Collected data entries:
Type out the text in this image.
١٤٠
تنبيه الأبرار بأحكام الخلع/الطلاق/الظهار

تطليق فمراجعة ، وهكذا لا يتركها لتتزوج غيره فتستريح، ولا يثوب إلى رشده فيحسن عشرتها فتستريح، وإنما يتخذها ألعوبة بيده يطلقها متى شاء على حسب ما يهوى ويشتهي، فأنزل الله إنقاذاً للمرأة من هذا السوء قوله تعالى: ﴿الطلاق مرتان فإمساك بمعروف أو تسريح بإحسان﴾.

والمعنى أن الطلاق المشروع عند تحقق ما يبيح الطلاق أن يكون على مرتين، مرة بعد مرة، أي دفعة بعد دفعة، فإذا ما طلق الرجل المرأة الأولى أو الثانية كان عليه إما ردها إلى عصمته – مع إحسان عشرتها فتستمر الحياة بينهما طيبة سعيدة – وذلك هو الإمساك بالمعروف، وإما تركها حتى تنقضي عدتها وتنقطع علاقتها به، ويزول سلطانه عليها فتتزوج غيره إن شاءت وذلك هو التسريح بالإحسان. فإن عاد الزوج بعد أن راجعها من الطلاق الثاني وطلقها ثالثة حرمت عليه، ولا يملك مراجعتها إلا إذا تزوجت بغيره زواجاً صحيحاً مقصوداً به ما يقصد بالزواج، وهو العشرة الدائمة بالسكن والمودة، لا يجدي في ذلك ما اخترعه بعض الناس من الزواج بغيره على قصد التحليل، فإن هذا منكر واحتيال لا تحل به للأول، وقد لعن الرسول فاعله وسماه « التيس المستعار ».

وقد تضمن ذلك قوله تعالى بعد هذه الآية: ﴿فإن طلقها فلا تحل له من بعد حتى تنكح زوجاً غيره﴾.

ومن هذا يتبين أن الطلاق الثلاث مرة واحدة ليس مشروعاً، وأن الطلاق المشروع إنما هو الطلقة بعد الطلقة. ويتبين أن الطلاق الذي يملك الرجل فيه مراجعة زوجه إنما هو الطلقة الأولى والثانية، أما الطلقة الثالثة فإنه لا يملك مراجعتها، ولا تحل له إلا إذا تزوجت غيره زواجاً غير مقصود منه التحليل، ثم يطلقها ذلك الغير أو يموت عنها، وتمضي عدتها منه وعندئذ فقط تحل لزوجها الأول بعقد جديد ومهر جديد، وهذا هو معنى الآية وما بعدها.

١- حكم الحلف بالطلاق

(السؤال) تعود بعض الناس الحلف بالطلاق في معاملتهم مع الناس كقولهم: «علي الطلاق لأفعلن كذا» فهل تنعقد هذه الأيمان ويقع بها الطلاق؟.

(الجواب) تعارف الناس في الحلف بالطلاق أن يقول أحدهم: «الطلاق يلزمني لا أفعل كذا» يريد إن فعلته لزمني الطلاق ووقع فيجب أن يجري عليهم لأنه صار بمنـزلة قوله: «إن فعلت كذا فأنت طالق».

- _Exercise brief_:
Copy each line above that contains the string "بالطلاق".

- _Solution for this task_:
١- حكم الحلف بالطلاق
(السؤال) تعود بعض الناس الحلف بالطلاق في معاملتهم مع الناس كقولهم: «علي الطلاق لأفعلن كذا» فهل تنعقد هذه الأيمان ويقع بها الطلاق؟.
(الجواب) تعارف الناس في الحلف بالطلاق أن يقول أحدهم: «الطلاق يلزمني لا أفعل كذا» يريد إن فعلته لزمني الطلاق ووقع فيجب أن يجري عليهم لأنه صار بمنـزلة قوله: «إن فعلت كذا فأنت طالق».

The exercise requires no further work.